Provided data:
-------

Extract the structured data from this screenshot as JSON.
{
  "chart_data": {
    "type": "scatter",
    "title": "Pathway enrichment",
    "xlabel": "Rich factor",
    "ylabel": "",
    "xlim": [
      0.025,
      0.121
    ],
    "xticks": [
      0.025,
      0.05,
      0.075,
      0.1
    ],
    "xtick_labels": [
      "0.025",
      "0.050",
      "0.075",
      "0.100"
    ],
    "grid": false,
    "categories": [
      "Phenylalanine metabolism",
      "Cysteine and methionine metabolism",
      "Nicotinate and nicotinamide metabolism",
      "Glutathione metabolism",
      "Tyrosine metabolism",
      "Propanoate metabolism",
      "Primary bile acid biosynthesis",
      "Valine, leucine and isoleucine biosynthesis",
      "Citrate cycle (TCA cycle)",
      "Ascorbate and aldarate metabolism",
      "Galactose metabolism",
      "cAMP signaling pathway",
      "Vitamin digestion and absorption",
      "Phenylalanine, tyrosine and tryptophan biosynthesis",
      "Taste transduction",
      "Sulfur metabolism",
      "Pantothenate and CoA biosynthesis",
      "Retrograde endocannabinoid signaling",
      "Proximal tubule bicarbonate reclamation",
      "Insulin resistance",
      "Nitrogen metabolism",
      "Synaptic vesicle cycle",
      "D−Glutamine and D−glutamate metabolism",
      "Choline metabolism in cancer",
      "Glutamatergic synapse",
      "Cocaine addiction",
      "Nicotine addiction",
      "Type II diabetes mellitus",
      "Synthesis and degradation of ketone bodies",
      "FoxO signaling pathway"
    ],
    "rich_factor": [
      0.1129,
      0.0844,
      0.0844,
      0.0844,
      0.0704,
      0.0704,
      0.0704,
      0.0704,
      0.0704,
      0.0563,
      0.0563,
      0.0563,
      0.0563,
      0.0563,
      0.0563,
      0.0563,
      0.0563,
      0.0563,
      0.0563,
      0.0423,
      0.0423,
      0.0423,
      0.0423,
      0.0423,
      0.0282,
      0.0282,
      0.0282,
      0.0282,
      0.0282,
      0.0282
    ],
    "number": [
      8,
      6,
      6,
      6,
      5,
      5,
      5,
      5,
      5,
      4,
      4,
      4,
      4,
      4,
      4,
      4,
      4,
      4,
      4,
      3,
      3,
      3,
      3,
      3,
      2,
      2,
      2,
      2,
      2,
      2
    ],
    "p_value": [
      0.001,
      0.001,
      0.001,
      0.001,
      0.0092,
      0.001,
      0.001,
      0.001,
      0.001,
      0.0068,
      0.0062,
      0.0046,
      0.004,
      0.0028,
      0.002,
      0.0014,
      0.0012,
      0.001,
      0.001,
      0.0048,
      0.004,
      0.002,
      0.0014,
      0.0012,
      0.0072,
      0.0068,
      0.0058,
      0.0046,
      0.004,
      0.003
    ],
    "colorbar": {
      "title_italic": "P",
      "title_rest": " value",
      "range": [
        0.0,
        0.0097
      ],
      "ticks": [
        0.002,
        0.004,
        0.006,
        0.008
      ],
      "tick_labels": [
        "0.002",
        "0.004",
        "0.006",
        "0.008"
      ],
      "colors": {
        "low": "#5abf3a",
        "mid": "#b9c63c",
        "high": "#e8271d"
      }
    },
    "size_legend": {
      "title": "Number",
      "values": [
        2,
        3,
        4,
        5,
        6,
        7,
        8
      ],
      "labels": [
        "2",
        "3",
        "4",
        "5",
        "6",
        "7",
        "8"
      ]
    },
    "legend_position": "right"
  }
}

-------

Task prompt: Repeat the preceding lines exactly, please, every one of them.

Result of this exercise:
Extract the structured data from this screenshot as JSON.
{
  "chart_data": {
    "type": "scatter",
    "title": "Pathway enrichment",
    "xlabel": "Rich factor",
    "ylabel": "",
    "xlim": [
      0.025,
      0.121
    ],
    "xticks": [
      0.025,
      0.05,
      0.075,
      0.1
    ],
    "xtick_labels": [
      "0.025",
      "0.050",
      "0.075",
      "0.100"
    ],
    "grid": false,
    "categories": [
      "Phenylalanine metabolism",
      "Cysteine and methionine metabolism",
      "Nicotinate and nicotinamide metabolism",
      "Glutathione metabolism",
      "Tyrosine metabolism",
      "Propanoate metabolism",
      "Primary bile acid biosynthesis",
      "Valine, leucine and isoleucine biosynthesis",
      "Citrate cycle (TCA cycle)",
      "Ascorbate and aldarate metabolism",
      "Galactose metabolism",
      "cAMP signaling pathway",
      "Vitamin digestion and absorption",
      "Phenylalanine, tyrosine and tryptophan biosynthesis",
      "Taste transduction",
      "Sulfur metabolism",
      "Pantothenate and CoA biosynthesis",
      "Retrograde endocannabinoid signaling",
      "Proximal tubule bicarbonate reclamation",
      "Insulin resistance",
      "Nitrogen metabolism",
      "Synaptic vesicle cycle",
      "D−Glutamine and D−glutamate metabolism",
      "Choline metabolism in cancer",
      "Glutamatergic synapse",
      "Cocaine addiction",
      "Nicotine addiction",
      "Type II diabetes mellitus",
      "Synthesis and degradation of ketone bodies",
      "FoxO signaling pathway"
    ],
    "rich_factor": [
      0.1129,
      0.0844,
      0.0844,
      0.0844,
      0.0704,
      0.0704,
      0.0704,
      0.0704,
      0.0704,
      0.0563,
      0.0563,
      0.0563,
      0.0563,
      0.0563,
      0.0563,
      0.0563,
      0.0563,
      0.0563,
      0.0563,
      0.0423,
      0.0423,
      0.0423,
      0.0423,
      0.0423,
      0.0282,
      0.0282,
      0.0282,
      0.0282,
      0.0282,
      0.0282
    ],
    "number": [
      8,
      6,
      6,
      6,
      5,
      5,
      5,
      5,
      5,
      4,
      4,
      4,
      4,
      4,
      4,
      4,
      4,
      4,
      4,
      3,
      3,
      3,
      3,
      3,
      2,
      2,
      2,
      2,
      2,
      2
    ],
    "p_value": [
      0.001,
      0.001,
      0.001,
      0.001,
      0.0092,
      0.001,
      0.001,
      0.001,
      0.001,
      0.0068,
      0.0062,
      0.0046,
      0.004,
      0.0028,
      0.002,
      0.0014,
      0.0012,
      0.001,
      0.001,
      0.0048,
      0.004,
      0.002,
      0.0014,
      0.0012,
      0.0072,
      0.0068,
      0.0058,
      0.0046,
      0.004,
      0.003
    ],
    "colorbar": {
      "title_italic": "P",
      "title_rest": " value",
      "range": [
        0.0,
        0.0097
      ],
      "ticks": [
        0.002,
        0.004,
        0.006,
        0.008
      ],
      "tick_labels": [
        "0.002",
        "0.004",
        "0.006",
        "0.008"
      ],
      "colors": {
        "low": "#5abf3a",
        "mid": "#b9c63c",
        "high": "#e8271d"
      }
    },
    "size_legend": {
      "title": "Number",
      "values": [
        2,
        3,
        4,
        5,
        6,
        7,
        8
      ],
      "labels": [
        "2",
        "3",
        "4",
        "5",
        "6",
        "7",
        "8"
      ]
    },
    "legend_position": "right"
  }
}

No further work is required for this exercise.